** Start of Exercise material **

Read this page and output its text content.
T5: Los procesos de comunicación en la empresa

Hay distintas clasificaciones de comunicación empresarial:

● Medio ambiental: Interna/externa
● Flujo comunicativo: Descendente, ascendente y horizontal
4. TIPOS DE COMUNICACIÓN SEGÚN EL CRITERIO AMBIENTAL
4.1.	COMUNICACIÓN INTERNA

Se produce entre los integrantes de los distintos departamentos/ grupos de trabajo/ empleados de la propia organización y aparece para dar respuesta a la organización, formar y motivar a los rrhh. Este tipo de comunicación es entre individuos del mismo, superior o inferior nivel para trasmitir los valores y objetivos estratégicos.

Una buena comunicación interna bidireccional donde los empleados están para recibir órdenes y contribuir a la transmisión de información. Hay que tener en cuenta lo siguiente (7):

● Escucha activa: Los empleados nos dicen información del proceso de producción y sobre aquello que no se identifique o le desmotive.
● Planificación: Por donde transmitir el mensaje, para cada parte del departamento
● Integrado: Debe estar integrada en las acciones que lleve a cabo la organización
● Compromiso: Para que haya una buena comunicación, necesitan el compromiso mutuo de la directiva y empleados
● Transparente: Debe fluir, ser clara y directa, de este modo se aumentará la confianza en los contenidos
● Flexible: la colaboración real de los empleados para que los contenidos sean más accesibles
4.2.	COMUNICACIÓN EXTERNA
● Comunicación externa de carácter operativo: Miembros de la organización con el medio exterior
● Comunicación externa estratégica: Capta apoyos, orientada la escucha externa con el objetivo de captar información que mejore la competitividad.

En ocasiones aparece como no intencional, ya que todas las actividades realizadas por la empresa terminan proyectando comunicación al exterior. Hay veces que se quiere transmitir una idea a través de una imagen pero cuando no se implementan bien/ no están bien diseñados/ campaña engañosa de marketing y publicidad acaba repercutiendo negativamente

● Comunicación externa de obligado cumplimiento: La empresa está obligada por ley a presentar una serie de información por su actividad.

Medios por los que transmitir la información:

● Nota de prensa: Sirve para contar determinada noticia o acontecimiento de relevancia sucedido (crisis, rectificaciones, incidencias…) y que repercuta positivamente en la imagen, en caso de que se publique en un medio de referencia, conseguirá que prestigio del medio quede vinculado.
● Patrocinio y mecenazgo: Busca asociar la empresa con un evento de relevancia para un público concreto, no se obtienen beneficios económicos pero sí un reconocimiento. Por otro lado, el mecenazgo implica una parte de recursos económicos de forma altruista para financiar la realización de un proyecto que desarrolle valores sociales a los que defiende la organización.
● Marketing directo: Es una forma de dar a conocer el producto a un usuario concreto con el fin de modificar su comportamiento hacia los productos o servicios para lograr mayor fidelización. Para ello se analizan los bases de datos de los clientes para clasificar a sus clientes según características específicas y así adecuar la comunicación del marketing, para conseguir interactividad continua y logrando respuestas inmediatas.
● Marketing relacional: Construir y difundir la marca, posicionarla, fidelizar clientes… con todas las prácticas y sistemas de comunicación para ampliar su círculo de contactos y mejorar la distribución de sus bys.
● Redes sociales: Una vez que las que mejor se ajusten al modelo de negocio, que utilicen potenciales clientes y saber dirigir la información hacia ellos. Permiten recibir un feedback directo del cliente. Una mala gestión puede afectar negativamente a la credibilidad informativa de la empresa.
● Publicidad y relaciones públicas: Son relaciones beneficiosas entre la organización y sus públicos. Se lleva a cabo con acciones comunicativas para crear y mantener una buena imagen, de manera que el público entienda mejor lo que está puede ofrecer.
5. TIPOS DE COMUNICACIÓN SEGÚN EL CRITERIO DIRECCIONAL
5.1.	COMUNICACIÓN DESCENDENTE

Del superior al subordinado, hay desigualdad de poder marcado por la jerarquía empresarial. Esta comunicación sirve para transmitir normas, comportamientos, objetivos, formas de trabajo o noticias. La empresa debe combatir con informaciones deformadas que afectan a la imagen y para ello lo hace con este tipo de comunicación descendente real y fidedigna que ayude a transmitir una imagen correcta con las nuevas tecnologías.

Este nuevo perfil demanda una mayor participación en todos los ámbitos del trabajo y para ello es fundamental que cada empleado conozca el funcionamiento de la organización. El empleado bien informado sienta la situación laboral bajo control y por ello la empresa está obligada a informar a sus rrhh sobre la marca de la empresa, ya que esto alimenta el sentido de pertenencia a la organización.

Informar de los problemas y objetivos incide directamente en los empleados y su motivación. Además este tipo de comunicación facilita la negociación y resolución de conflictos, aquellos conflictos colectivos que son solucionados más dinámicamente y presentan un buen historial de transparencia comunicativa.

** End of Exercise material **

**Instructions to follow**: Scan the material above. Return every line containing the string "pero".

**Answer to this task**:
En ocasiones aparece como no intencional, ya que todas las actividades realizadas por la empresa terminan proyectando comunicación al exterior. Hay veces que se quiere transmitir una idea a través de una imagen pero cuando no se implementan bien/ no están bien diseñados/ campaña engañosa de marketing y publicidad acaba repercutiendo negativamente
● Patrocinio y mecenazgo: Busca asociar la empresa con un evento de relevancia para un público concreto, no se obtienen beneficios económicos pero sí un reconocimiento. Por otro lado, el mecenazgo implica una parte de recursos económicos de forma altruista para financiar la realización de un proyecto que desarrolle valores sociales a los que defiende la organización.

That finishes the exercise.